Search the material below for the word "icon". Copy every line that has it.

--- START Records supplied ---

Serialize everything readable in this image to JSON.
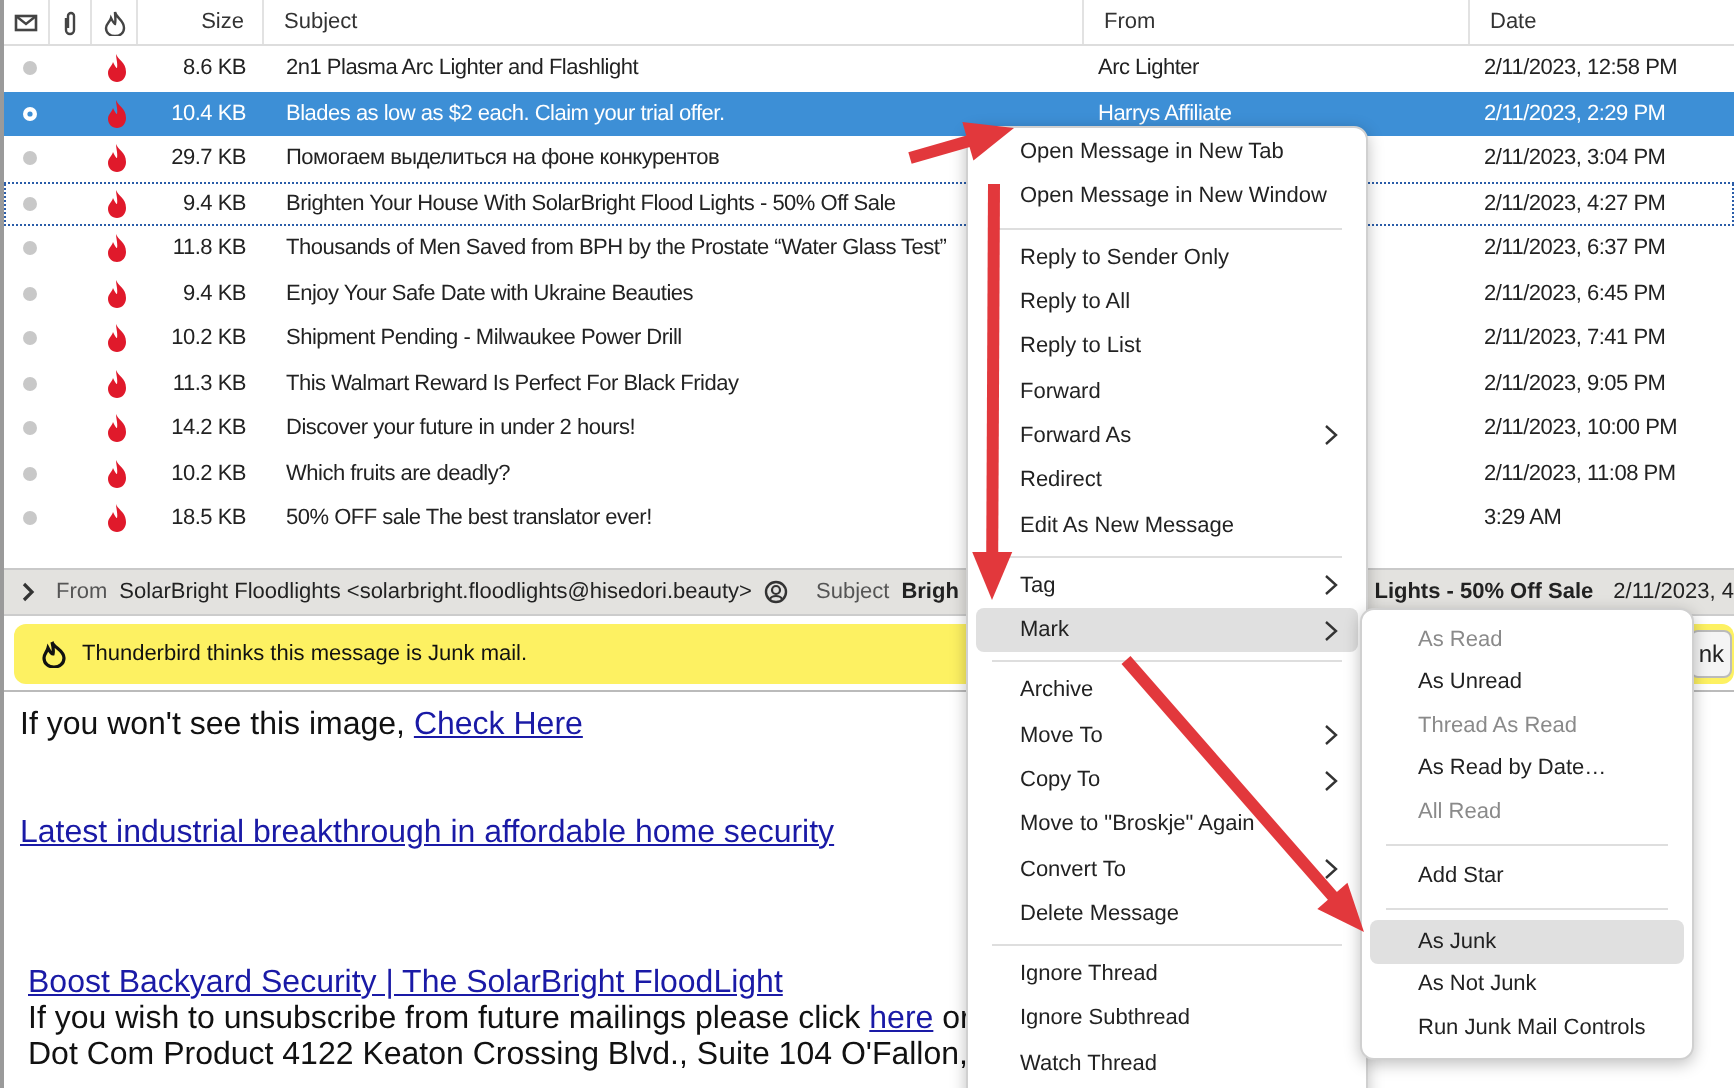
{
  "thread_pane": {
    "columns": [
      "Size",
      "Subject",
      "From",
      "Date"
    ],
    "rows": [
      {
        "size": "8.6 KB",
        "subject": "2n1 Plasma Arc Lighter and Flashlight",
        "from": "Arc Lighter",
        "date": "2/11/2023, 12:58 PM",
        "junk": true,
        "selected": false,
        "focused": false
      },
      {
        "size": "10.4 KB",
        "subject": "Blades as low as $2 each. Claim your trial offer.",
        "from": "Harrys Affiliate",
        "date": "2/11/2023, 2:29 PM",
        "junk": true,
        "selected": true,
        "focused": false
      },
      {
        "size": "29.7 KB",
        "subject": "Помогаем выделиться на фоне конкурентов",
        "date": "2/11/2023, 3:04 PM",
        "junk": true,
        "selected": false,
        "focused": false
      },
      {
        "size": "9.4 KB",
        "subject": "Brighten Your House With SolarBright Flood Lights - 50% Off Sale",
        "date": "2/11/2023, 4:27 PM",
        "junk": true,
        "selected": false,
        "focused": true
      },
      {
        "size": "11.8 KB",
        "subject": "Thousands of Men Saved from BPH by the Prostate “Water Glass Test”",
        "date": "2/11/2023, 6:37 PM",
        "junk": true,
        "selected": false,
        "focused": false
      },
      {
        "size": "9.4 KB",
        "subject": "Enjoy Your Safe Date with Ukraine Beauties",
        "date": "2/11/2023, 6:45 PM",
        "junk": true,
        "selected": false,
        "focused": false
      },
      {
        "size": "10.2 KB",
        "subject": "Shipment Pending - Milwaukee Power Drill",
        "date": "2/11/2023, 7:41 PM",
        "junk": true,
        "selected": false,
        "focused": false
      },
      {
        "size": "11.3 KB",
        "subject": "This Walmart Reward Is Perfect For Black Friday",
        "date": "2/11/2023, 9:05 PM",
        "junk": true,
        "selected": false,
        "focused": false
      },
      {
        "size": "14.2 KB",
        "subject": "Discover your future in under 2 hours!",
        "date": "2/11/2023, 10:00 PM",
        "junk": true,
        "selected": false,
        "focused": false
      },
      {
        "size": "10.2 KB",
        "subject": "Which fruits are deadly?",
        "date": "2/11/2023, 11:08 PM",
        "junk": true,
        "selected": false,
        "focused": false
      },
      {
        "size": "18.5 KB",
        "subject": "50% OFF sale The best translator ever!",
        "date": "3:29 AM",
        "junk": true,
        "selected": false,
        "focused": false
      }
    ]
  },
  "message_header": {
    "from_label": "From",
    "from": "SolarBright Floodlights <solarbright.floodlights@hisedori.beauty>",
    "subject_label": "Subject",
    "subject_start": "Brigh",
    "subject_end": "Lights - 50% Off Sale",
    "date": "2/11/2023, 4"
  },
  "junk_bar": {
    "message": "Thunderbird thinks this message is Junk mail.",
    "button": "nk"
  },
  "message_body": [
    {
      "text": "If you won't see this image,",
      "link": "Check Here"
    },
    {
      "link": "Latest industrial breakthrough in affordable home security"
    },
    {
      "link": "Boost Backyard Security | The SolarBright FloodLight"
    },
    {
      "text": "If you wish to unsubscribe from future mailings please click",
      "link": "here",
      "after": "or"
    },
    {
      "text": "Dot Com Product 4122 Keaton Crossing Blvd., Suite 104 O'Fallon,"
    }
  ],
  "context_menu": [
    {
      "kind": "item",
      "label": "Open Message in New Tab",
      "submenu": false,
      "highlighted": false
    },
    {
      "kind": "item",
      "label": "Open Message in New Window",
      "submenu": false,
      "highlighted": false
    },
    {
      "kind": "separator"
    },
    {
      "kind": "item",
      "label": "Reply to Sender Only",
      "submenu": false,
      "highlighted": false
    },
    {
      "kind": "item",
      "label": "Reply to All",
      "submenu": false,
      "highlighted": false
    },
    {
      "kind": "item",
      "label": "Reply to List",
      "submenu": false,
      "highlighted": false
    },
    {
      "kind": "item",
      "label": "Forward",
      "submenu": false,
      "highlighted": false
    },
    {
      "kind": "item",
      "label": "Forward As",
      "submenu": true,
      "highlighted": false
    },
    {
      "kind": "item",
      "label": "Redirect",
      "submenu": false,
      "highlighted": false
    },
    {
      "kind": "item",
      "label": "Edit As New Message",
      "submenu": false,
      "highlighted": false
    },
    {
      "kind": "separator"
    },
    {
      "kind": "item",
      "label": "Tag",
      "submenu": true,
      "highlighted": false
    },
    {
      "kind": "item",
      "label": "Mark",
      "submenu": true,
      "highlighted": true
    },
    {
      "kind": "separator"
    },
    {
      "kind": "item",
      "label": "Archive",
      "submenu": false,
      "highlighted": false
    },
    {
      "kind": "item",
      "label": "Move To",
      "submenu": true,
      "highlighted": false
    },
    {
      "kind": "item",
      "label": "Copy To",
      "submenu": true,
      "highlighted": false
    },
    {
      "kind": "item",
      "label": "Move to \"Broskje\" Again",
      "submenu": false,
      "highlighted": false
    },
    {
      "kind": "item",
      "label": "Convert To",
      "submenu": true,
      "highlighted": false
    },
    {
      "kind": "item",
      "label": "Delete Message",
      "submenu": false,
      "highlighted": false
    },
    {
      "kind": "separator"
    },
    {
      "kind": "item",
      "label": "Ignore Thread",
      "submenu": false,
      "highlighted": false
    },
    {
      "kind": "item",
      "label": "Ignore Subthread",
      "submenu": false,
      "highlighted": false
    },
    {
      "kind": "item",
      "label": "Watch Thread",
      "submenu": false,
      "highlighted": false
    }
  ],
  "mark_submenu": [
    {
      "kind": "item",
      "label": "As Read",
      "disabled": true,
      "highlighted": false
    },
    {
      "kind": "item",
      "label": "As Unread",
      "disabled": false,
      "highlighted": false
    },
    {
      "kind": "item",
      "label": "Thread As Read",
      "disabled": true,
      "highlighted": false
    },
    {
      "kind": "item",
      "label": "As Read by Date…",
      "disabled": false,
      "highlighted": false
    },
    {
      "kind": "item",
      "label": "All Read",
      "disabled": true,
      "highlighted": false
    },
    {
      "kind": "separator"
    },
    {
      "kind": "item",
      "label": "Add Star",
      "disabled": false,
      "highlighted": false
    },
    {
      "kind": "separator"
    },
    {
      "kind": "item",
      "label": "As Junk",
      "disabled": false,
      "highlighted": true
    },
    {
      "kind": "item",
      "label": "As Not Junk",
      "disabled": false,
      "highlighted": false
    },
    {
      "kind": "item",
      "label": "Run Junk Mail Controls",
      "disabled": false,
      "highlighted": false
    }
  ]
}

--- END Records supplied ---
--- START Records supplied ---

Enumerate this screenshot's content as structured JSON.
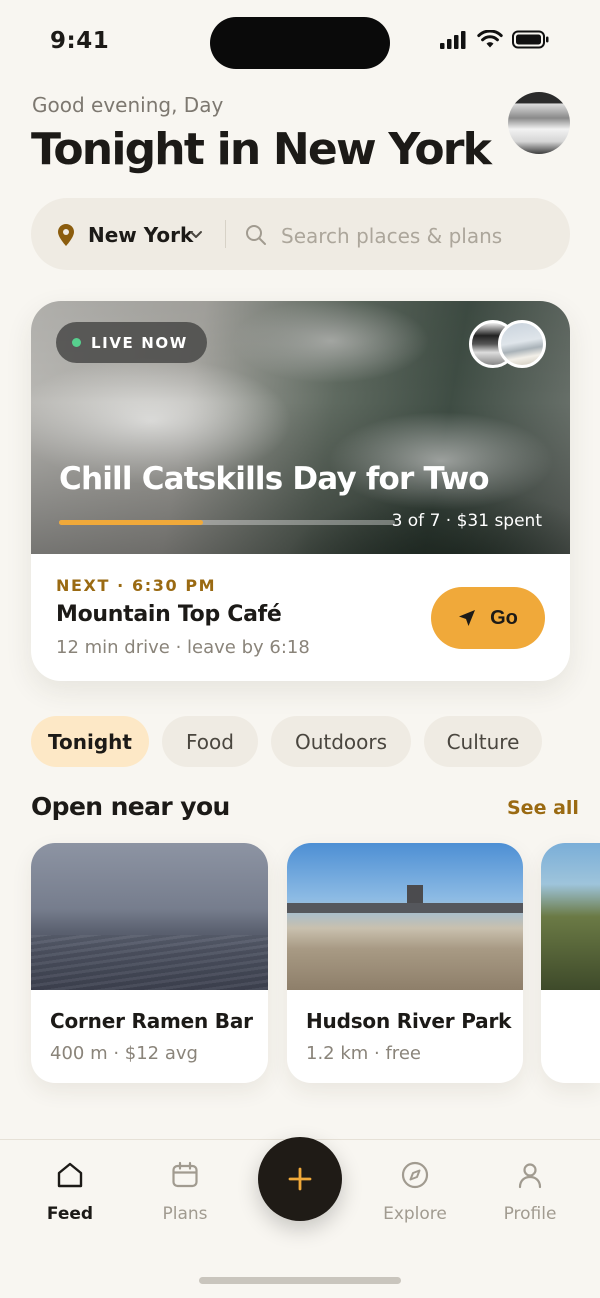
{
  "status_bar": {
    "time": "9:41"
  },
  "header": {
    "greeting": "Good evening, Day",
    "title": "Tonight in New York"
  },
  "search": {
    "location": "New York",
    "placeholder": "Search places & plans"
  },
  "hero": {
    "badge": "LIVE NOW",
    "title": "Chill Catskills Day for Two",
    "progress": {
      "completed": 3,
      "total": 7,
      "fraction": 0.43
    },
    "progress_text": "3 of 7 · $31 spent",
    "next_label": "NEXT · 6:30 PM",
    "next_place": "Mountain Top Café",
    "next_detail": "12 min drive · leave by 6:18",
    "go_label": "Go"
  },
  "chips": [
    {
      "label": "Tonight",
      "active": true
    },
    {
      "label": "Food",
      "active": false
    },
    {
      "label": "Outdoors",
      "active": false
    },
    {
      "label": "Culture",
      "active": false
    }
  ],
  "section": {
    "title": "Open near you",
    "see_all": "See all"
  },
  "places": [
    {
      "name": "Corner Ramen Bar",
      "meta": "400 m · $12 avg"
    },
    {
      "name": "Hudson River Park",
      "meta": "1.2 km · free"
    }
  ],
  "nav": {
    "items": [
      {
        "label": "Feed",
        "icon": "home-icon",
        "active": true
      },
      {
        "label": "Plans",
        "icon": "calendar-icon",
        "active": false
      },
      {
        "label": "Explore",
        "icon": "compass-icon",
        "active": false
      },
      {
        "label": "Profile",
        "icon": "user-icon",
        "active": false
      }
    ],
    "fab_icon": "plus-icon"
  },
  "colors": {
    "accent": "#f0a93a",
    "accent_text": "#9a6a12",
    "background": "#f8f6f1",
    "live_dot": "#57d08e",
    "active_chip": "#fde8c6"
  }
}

--- END Records supplied ---

__Task solution__
        "icon": "home-icon",
        "icon": "calendar-icon",
        "icon": "compass-icon",
        "icon": "user-icon",
    "fab_icon": "plus-icon"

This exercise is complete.